:: Supplied entries ::

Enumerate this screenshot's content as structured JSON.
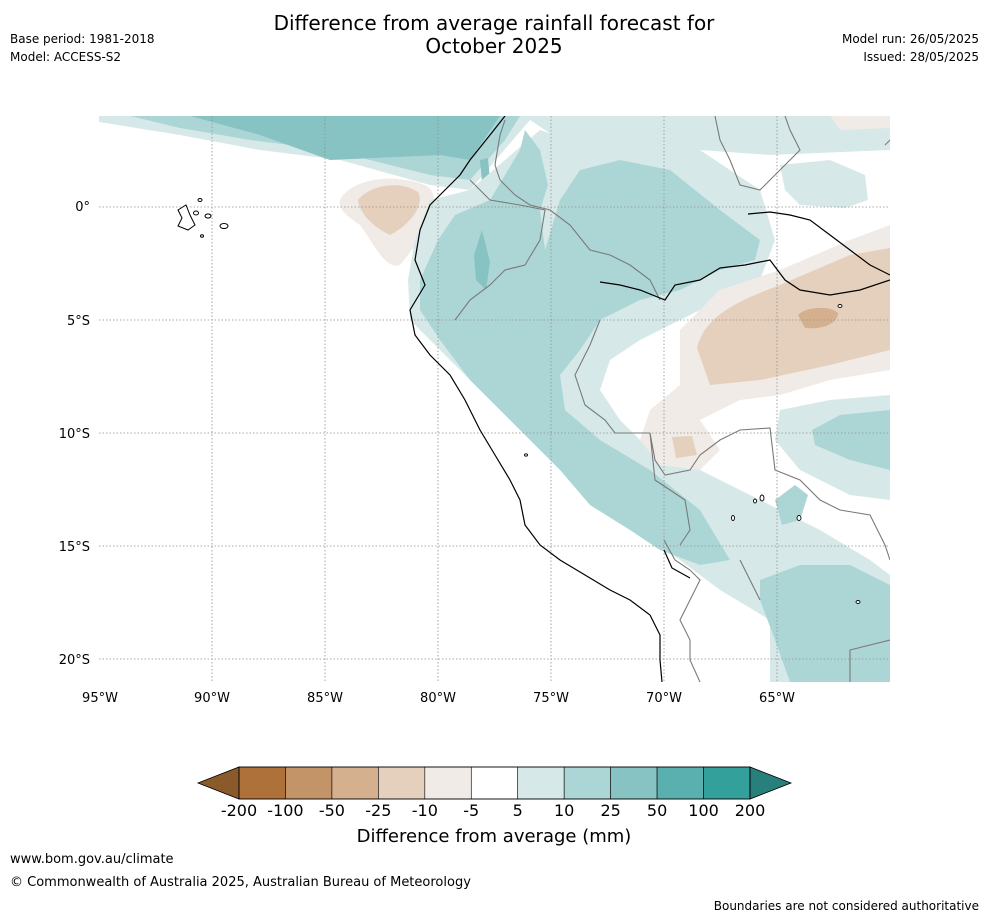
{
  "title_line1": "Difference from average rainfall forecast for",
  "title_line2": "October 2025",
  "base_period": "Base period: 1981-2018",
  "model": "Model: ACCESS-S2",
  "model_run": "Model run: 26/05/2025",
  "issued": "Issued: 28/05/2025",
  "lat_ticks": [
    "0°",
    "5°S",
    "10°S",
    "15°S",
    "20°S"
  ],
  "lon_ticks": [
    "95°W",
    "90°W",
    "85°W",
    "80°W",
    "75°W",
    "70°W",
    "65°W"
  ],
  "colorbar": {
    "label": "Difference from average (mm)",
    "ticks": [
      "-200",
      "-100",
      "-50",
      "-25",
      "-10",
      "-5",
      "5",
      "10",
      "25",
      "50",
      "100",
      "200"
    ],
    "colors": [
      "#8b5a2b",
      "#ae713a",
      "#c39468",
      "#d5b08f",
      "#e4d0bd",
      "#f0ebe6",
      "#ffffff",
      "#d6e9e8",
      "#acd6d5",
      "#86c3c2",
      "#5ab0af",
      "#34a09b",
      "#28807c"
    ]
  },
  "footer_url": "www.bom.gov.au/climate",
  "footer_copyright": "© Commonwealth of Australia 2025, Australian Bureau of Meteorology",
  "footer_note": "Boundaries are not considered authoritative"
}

:::

→ **Task instructions**: Write out the material above again, word for word, minus its pictures.

→ **Result of this task**:
Enumerate this screenshot's content as structured JSON.
{
  "title_line1": "Difference from average rainfall forecast for",
  "title_line2": "October 2025",
  "base_period": "Base period: 1981-2018",
  "model": "Model: ACCESS-S2",
  "model_run": "Model run: 26/05/2025",
  "issued": "Issued: 28/05/2025",
  "lat_ticks": [
    "0°",
    "5°S",
    "10°S",
    "15°S",
    "20°S"
  ],
  "lon_ticks": [
    "95°W",
    "90°W",
    "85°W",
    "80°W",
    "75°W",
    "70°W",
    "65°W"
  ],
  "colorbar": {
    "label": "Difference from average (mm)",
    "ticks": [
      "-200",
      "-100",
      "-50",
      "-25",
      "-10",
      "-5",
      "5",
      "10",
      "25",
      "50",
      "100",
      "200"
    ],
    "colors": [
      "#8b5a2b",
      "#ae713a",
      "#c39468",
      "#d5b08f",
      "#e4d0bd",
      "#f0ebe6",
      "#ffffff",
      "#d6e9e8",
      "#acd6d5",
      "#86c3c2",
      "#5ab0af",
      "#34a09b",
      "#28807c"
    ]
  },
  "footer_url": "www.bom.gov.au/climate",
  "footer_copyright": "© Commonwealth of Australia 2025, Australian Bureau of Meteorology",
  "footer_note": "Boundaries are not considered authoritative"
}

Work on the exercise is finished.